• _Set task_
Report all lines from the entries below in which "Confirmed" appears.

--- Start Data ---

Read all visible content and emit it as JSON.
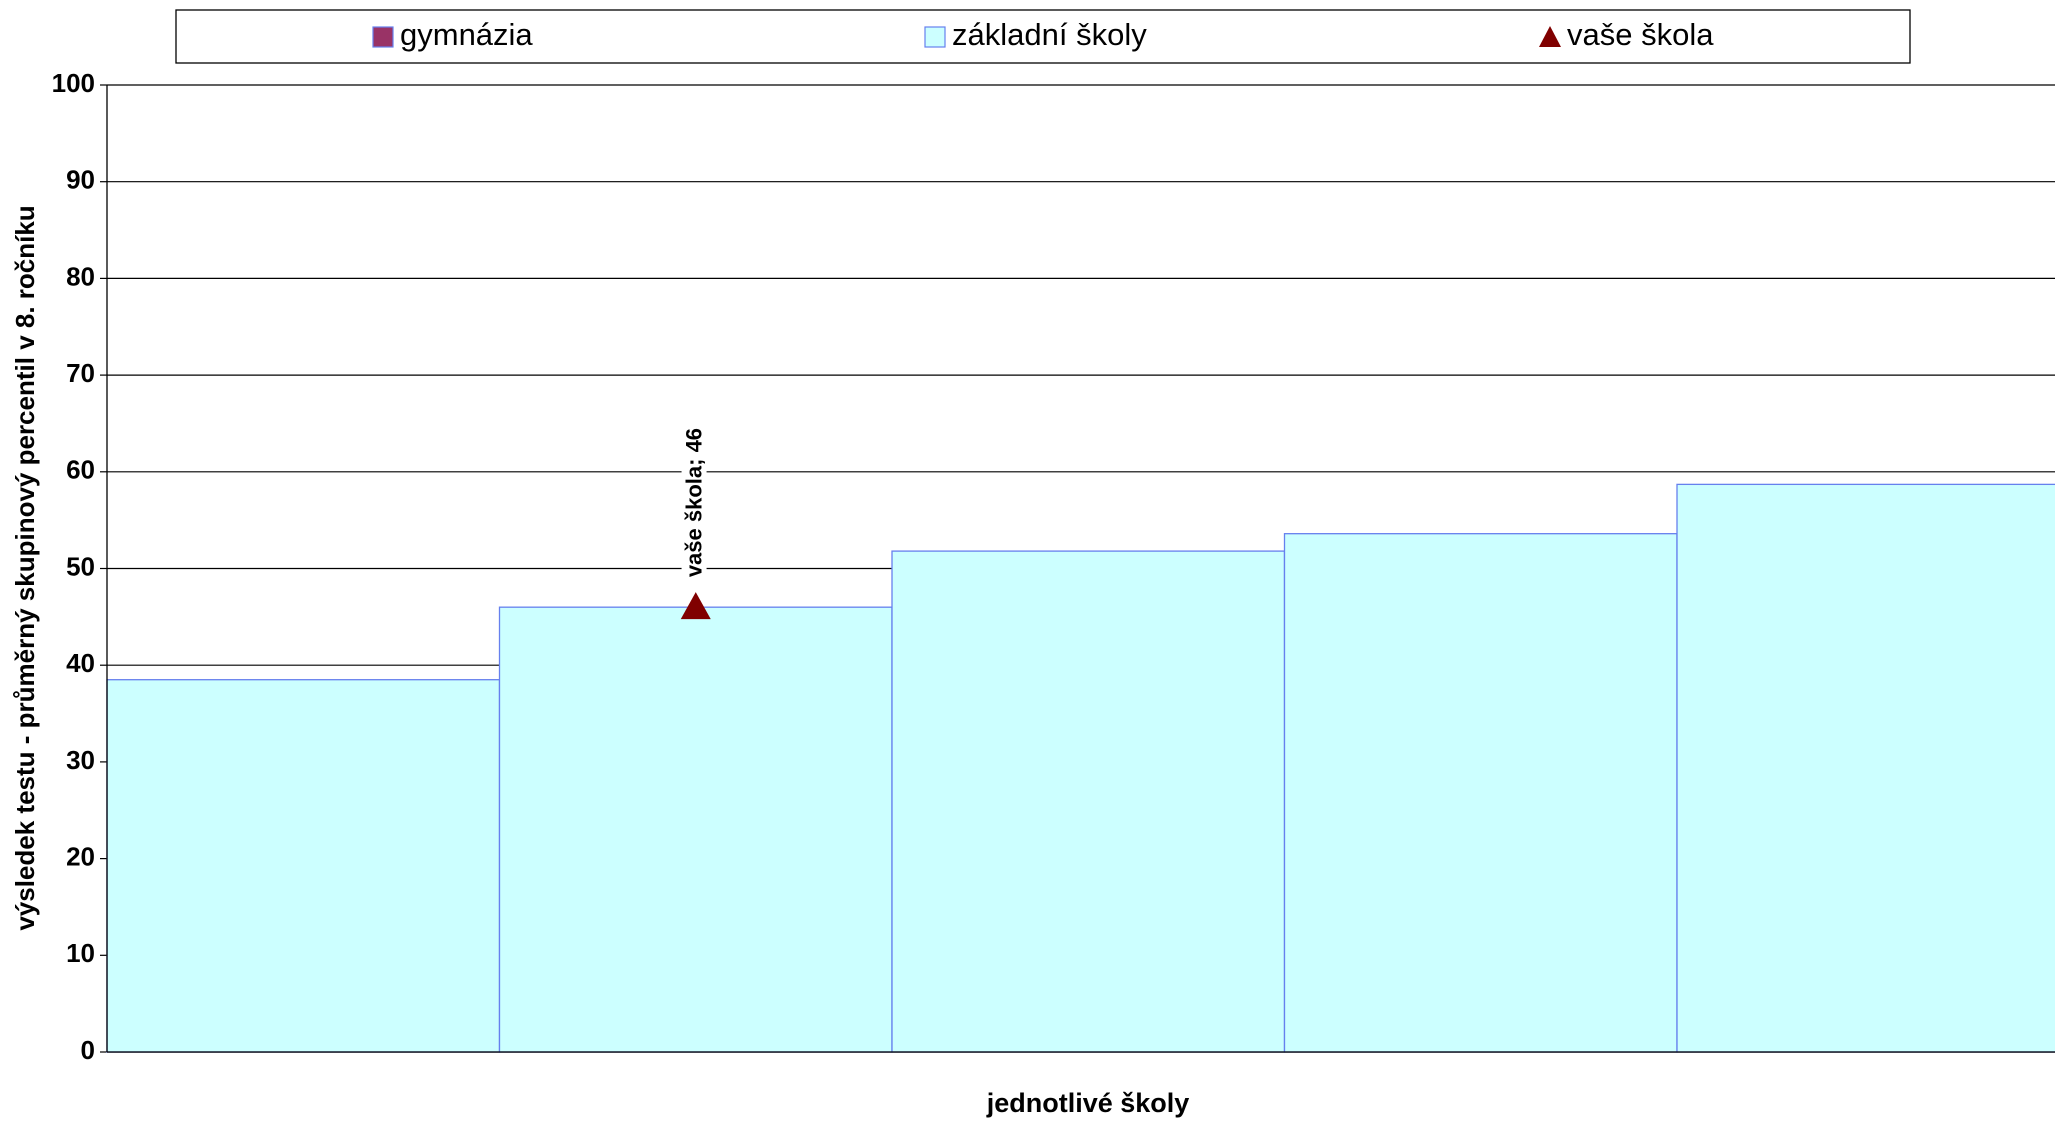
{
  "chart_data": {
    "type": "bar",
    "categories": [
      null,
      null,
      null,
      null,
      null
    ],
    "series": [
      {
        "name": "gymnázia",
        "color": "#993366",
        "values": [
          null,
          null,
          null,
          null,
          null
        ]
      },
      {
        "name": "základní školy",
        "color": "#ccffff",
        "values": [
          38.5,
          46,
          51.8,
          53.6,
          58.7
        ]
      },
      {
        "name": "vaše škola",
        "color": "#800000",
        "type": "scatter",
        "marker": "triangle",
        "values": [
          null,
          46,
          null,
          null,
          null
        ],
        "value_labels": [
          null,
          "vaše škola; 46",
          null,
          null,
          null
        ]
      }
    ],
    "ylim": [
      0,
      100
    ],
    "yticks": [
      0,
      10,
      20,
      30,
      40,
      50,
      60,
      70,
      80,
      90,
      100
    ],
    "grid": true,
    "y_label": "výsledek testu - průměrný skupinový percentil v 8. ročníku",
    "x_label": "jednotlivé školy",
    "legend": "top"
  }
}
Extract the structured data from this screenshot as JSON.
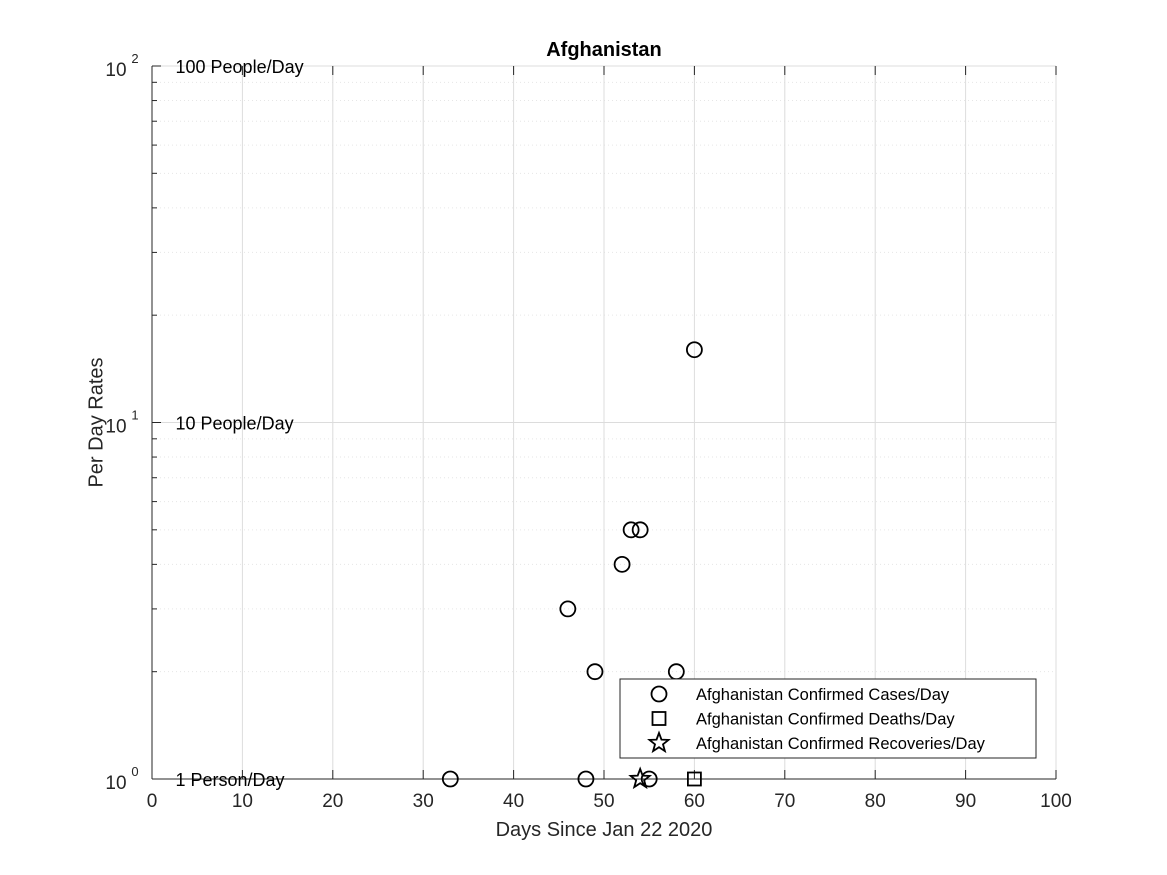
{
  "chart_data": {
    "type": "scatter",
    "title": "Afghanistan",
    "xlabel": "Days Since Jan 22 2020",
    "ylabel": "Per Day Rates",
    "xlim": [
      0,
      100
    ],
    "ylim": [
      1,
      100
    ],
    "yscale": "log",
    "grid": true,
    "x_ticks": [
      0,
      10,
      20,
      30,
      40,
      50,
      60,
      70,
      80,
      90,
      100
    ],
    "y_ticks": [
      {
        "value": 1,
        "base": "10",
        "exp": "0"
      },
      {
        "value": 10,
        "base": "10",
        "exp": "1"
      },
      {
        "value": 100,
        "base": "10",
        "exp": "2"
      }
    ],
    "annotations": [
      {
        "text": "100 People/Day",
        "y": 100
      },
      {
        "text": "10 People/Day",
        "y": 10
      },
      {
        "text": "1 Person/Day",
        "y": 1
      }
    ],
    "legend_position": "bottom-right",
    "series": [
      {
        "name": "Afghanistan Confirmed Cases/Day",
        "marker": "circle",
        "color": "#000000",
        "points": [
          {
            "x": 33,
            "y": 1
          },
          {
            "x": 46,
            "y": 3
          },
          {
            "x": 48,
            "y": 1
          },
          {
            "x": 49,
            "y": 2
          },
          {
            "x": 52,
            "y": 4
          },
          {
            "x": 53,
            "y": 5
          },
          {
            "x": 54,
            "y": 5
          },
          {
            "x": 55,
            "y": 1
          },
          {
            "x": 58,
            "y": 2
          },
          {
            "x": 60,
            "y": 16
          }
        ]
      },
      {
        "name": "Afghanistan Confirmed Deaths/Day",
        "marker": "square",
        "color": "#000000",
        "points": [
          {
            "x": 60,
            "y": 1
          }
        ]
      },
      {
        "name": "Afghanistan Confirmed Recoveries/Day",
        "marker": "star",
        "color": "#000000",
        "points": [
          {
            "x": 54,
            "y": 1
          }
        ]
      }
    ]
  }
}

--- End Data ---

• _Solution to this problem_
        "name": "Afghanistan Confirmed Cases/Day",
        "name": "Afghanistan Confirmed Deaths/Day",
        "name": "Afghanistan Confirmed Recoveries/Day",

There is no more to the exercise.